▸ **Exercise instructions**
Transcribe the full listing exactly, and drop every picture.

## start Input data

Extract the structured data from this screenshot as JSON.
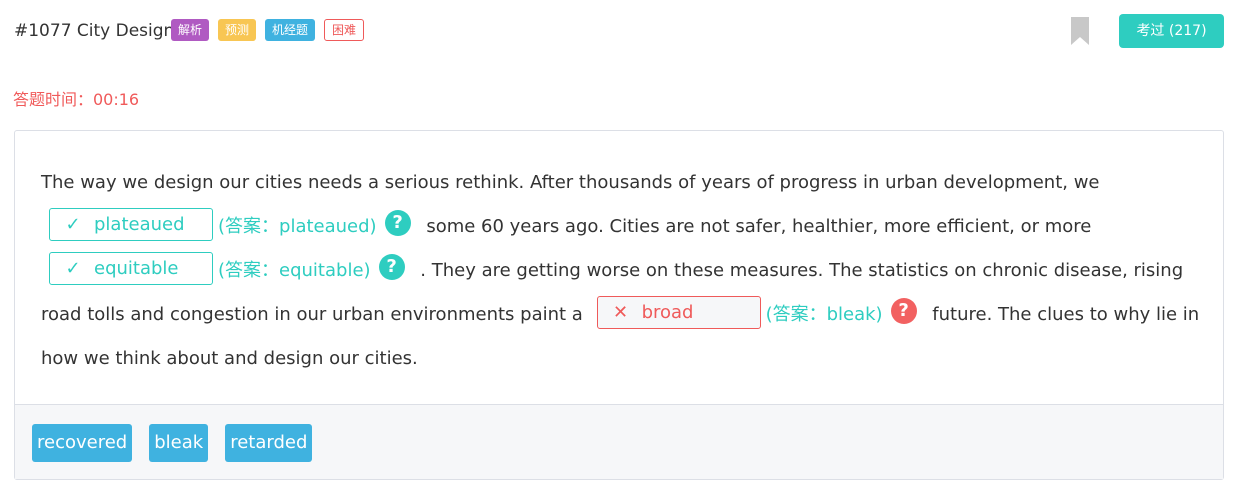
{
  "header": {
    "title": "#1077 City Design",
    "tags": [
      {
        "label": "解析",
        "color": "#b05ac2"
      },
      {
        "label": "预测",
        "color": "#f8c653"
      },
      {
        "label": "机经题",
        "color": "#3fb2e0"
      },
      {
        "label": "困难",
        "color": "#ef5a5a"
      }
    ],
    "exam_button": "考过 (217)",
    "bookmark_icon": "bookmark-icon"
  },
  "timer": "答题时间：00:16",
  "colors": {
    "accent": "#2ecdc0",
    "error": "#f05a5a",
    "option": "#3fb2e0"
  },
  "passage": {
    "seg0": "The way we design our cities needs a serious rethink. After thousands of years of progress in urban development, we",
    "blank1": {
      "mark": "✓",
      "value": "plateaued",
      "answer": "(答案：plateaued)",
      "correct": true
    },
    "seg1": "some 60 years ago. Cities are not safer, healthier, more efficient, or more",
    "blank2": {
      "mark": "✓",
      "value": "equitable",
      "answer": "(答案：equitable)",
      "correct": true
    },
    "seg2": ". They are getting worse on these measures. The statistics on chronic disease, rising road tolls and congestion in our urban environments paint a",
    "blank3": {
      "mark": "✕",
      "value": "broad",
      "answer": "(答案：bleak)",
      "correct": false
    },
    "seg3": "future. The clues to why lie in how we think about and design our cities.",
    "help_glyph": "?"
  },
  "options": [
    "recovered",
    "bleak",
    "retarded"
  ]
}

## end Input data

▸ **Exercise response**
Extract the structured data from this screenshot as JSON.
{
  "header": {
    "title": "#1077 City Design",
    "tags": [
      {
        "label": "解析",
        "color": "#b05ac2"
      },
      {
        "label": "预测",
        "color": "#f8c653"
      },
      {
        "label": "机经题",
        "color": "#3fb2e0"
      },
      {
        "label": "困难",
        "color": "#ef5a5a"
      }
    ],
    "exam_button": "考过 (217)",
    "bookmark_icon": "bookmark-icon"
  },
  "timer": "答题时间：00:16",
  "colors": {
    "accent": "#2ecdc0",
    "error": "#f05a5a",
    "option": "#3fb2e0"
  },
  "passage": {
    "seg0": "The way we design our cities needs a serious rethink. After thousands of years of progress in urban development, we",
    "blank1": {
      "mark": "✓",
      "value": "plateaued",
      "answer": "(答案：plateaued)",
      "correct": true
    },
    "seg1": "some 60 years ago. Cities are not safer, healthier, more efficient, or more",
    "blank2": {
      "mark": "✓",
      "value": "equitable",
      "answer": "(答案：equitable)",
      "correct": true
    },
    "seg2": ". They are getting worse on these measures. The statistics on chronic disease, rising road tolls and congestion in our urban environments paint a",
    "blank3": {
      "mark": "✕",
      "value": "broad",
      "answer": "(答案：bleak)",
      "correct": false
    },
    "seg3": "future. The clues to why lie in how we think about and design our cities.",
    "help_glyph": "?"
  },
  "options": [
    "recovered",
    "bleak",
    "retarded"
  ]
}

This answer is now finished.